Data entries

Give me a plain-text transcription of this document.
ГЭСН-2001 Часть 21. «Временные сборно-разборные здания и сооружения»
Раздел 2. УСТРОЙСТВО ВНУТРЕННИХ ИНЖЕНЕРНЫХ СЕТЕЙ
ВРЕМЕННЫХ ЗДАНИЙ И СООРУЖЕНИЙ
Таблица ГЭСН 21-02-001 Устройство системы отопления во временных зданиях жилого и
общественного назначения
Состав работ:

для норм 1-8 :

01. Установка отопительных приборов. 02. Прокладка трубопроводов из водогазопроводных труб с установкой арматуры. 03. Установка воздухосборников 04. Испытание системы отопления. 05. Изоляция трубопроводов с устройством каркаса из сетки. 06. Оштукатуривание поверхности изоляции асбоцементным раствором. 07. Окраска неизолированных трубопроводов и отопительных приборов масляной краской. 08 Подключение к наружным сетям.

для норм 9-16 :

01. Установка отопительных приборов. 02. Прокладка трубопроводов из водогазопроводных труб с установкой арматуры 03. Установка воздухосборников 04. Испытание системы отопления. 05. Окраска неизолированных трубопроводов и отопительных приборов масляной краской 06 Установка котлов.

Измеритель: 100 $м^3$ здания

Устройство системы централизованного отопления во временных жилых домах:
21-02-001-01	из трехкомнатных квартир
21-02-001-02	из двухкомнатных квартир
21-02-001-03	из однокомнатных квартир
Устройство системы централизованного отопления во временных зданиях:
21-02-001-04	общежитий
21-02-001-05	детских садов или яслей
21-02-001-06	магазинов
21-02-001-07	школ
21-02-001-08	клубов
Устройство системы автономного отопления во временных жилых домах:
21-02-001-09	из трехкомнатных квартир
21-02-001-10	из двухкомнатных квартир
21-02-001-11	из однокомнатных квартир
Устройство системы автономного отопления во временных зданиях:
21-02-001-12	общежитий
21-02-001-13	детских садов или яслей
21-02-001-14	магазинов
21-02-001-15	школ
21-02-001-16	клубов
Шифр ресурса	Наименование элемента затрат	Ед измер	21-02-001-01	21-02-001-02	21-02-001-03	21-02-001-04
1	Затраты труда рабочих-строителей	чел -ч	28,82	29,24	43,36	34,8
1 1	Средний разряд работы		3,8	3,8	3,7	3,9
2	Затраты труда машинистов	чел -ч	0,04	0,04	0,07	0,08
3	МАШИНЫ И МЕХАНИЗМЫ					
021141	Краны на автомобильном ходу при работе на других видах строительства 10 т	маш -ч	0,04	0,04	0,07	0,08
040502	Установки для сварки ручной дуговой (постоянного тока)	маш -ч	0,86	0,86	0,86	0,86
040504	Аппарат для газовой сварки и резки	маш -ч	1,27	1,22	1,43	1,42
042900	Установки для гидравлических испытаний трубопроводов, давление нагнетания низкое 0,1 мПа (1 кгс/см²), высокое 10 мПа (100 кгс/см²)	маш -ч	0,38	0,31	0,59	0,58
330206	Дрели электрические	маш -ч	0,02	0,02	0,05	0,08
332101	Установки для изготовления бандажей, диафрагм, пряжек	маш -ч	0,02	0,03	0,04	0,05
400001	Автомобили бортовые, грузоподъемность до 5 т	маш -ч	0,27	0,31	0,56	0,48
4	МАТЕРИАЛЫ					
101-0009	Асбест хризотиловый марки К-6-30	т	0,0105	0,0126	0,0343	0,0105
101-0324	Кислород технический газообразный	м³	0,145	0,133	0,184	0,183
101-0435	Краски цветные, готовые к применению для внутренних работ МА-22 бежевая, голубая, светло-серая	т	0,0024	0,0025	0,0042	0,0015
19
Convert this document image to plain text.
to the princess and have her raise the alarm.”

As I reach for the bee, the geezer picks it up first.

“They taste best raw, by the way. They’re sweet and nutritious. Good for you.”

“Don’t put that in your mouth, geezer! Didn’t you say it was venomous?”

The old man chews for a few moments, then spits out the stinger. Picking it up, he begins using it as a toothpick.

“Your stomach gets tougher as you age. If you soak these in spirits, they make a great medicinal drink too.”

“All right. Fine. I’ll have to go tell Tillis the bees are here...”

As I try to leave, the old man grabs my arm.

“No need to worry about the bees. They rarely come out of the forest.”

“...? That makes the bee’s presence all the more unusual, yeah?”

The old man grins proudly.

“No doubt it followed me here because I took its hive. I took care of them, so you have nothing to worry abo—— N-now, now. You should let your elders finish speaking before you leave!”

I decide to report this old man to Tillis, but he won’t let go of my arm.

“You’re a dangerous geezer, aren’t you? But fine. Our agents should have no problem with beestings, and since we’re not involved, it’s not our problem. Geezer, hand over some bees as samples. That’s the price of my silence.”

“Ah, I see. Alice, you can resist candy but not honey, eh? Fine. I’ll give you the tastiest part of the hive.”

WHAT IS NEEDED: Keep only the lines that hold the string "арматуры", and copy them out.

EXPECTED ANSWER:
01. Установка отопительных приборов. 02. Прокладка трубопроводов из водогазопроводных труб с установкой арматуры. 03. Установка воздухосборников 04. Испытание системы отопления. 05. Изоляция трубопроводов с устройством каркаса из сетки. 06. Оштукатуривание поверхности изоляции асбоцементным раствором. 07. Окраска неизолированных трубопроводов и отопительных приборов масляной краской. 08 Подключение к наружным сетям.
01. Установка отопительных приборов. 02. Прокладка трубопроводов из водогазопроводных труб с установкой арматуры 03. Установка воздухосборников 04. Испытание системы отопления. 05. Окраска неизолированных трубопроводов и отопительных приборов масляной краской 06 Установка котлов.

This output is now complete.